* [Task prompt] Leaving out the pictures, please retype each record exactly.

* [Supplied information]
__________
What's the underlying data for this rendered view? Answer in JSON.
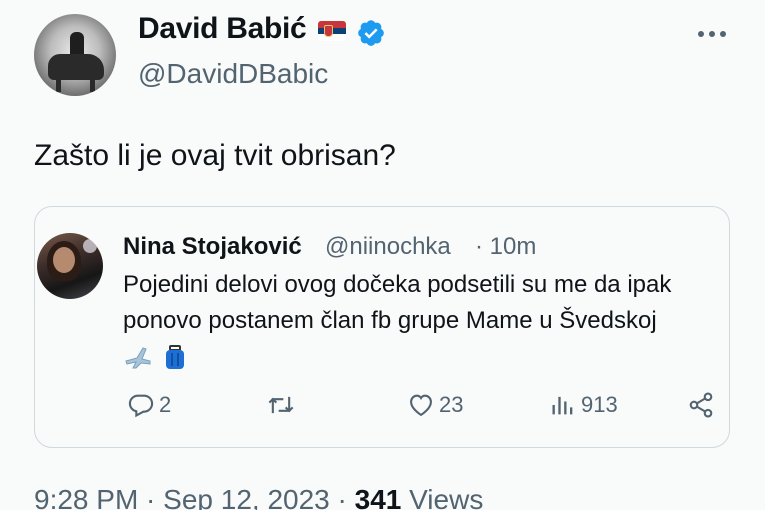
{
  "tweet": {
    "author_name": "David Babić",
    "author_handle": "@DavidDBabic",
    "text": "Zašto li je ovaj tvit obrisan?",
    "icons": {
      "flag": "serbia-flag-icon",
      "verified": "verified-badge-icon",
      "more": "more-options-icon"
    },
    "colors": {
      "verified": "#1d9bf0",
      "secondary_text": "#536471"
    }
  },
  "quoted_tweet": {
    "author_name": "Nina Stojaković",
    "author_handle": "@niinochka",
    "time": "· 10m",
    "text_line1": "Pojedini delovi ovog dočeka podsetili su me da ipak",
    "text_line2": "ponovo postanem član fb grupe Mame u Švedskoj",
    "emojis": [
      "airplane-emoji",
      "luggage-emoji"
    ],
    "actions": {
      "replies": "2",
      "retweets": "",
      "likes": "23",
      "views": "913"
    }
  },
  "footer": {
    "time": "9:28 PM · Sep 12, 2023 · ",
    "views_count": "341",
    "views_label": " Views"
  }
}
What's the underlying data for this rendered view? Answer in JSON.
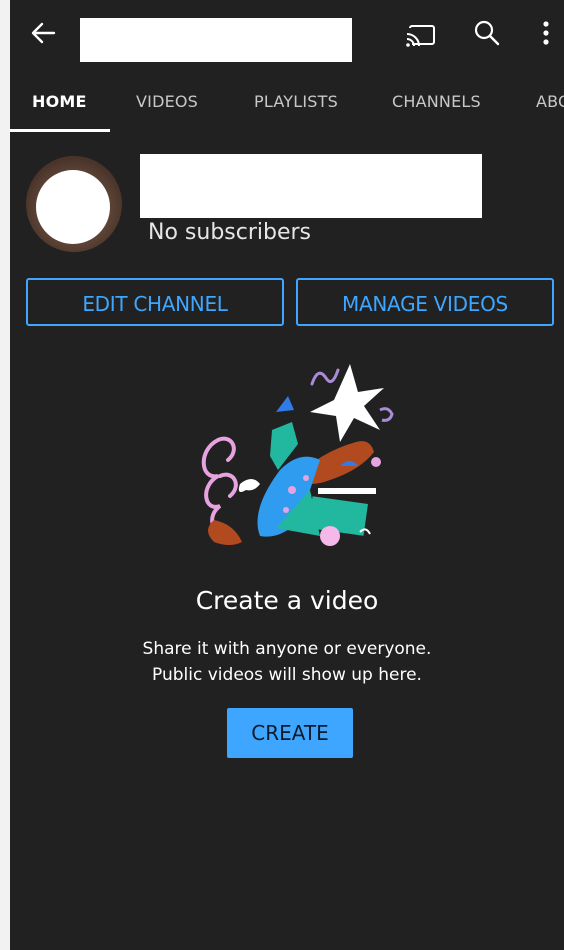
{
  "header": {
    "back_icon": "back-arrow-icon",
    "cast_icon": "cast-icon",
    "search_icon": "search-icon",
    "more_icon": "more-vertical-icon"
  },
  "tabs": [
    {
      "label": "HOME",
      "active": true
    },
    {
      "label": "VIDEOS"
    },
    {
      "label": "PLAYLISTS"
    },
    {
      "label": "CHANNELS"
    },
    {
      "label": "ABOUT"
    }
  ],
  "channel": {
    "subscribers": "No subscribers"
  },
  "actions": {
    "edit_label": "EDIT CHANNEL",
    "manage_label": "MANAGE VIDEOS"
  },
  "empty_state": {
    "title": "Create a video",
    "line1": "Share it with anyone or everyone.",
    "line2": "Public videos will show up here.",
    "button_label": "CREATE"
  },
  "colors": {
    "background": "#212121",
    "accent": "#3ea6ff",
    "text": "#ffffff"
  }
}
__________
* [Output of the exercise]
What's the underlying data for this rendered view? Answer in JSON.
{
  "tweet": {
    "author_name": "David Babić",
    "author_handle": "@DavidDBabic",
    "text": "Zašto li je ovaj tvit obrisan?",
    "icons": {
      "flag": "serbia-flag-icon",
      "verified": "verified-badge-icon",
      "more": "more-options-icon"
    },
    "colors": {
      "verified": "#1d9bf0",
      "secondary_text": "#536471"
    }
  },
  "quoted_tweet": {
    "author_name": "Nina Stojaković",
    "author_handle": "@niinochka",
    "time": "· 10m",
    "text_line1": "Pojedini delovi ovog dočeka podsetili su me da ipak",
    "text_line2": "ponovo postanem član fb grupe Mame u Švedskoj",
    "emojis": [
      "airplane-emoji",
      "luggage-emoji"
    ],
    "actions": {
      "replies": "2",
      "retweets": "",
      "likes": "23",
      "views": "913"
    }
  },
  "footer": {
    "time": "9:28 PM · Sep 12, 2023 · ",
    "views_count": "341",
    "views_label": " Views"
  }
}
What's the underlying data for this rendered view? Answer in JSON.
{
  "header": {
    "back_icon": "back-arrow-icon",
    "cast_icon": "cast-icon",
    "search_icon": "search-icon",
    "more_icon": "more-vertical-icon"
  },
  "tabs": [
    {
      "label": "HOME",
      "active": true
    },
    {
      "label": "VIDEOS"
    },
    {
      "label": "PLAYLISTS"
    },
    {
      "label": "CHANNELS"
    },
    {
      "label": "ABOUT"
    }
  ],
  "channel": {
    "subscribers": "No subscribers"
  },
  "actions": {
    "edit_label": "EDIT CHANNEL",
    "manage_label": "MANAGE VIDEOS"
  },
  "empty_state": {
    "title": "Create a video",
    "line1": "Share it with anyone or everyone.",
    "line2": "Public videos will show up here.",
    "button_label": "CREATE"
  },
  "colors": {
    "background": "#212121",
    "accent": "#3ea6ff",
    "text": "#ffffff"
  }
}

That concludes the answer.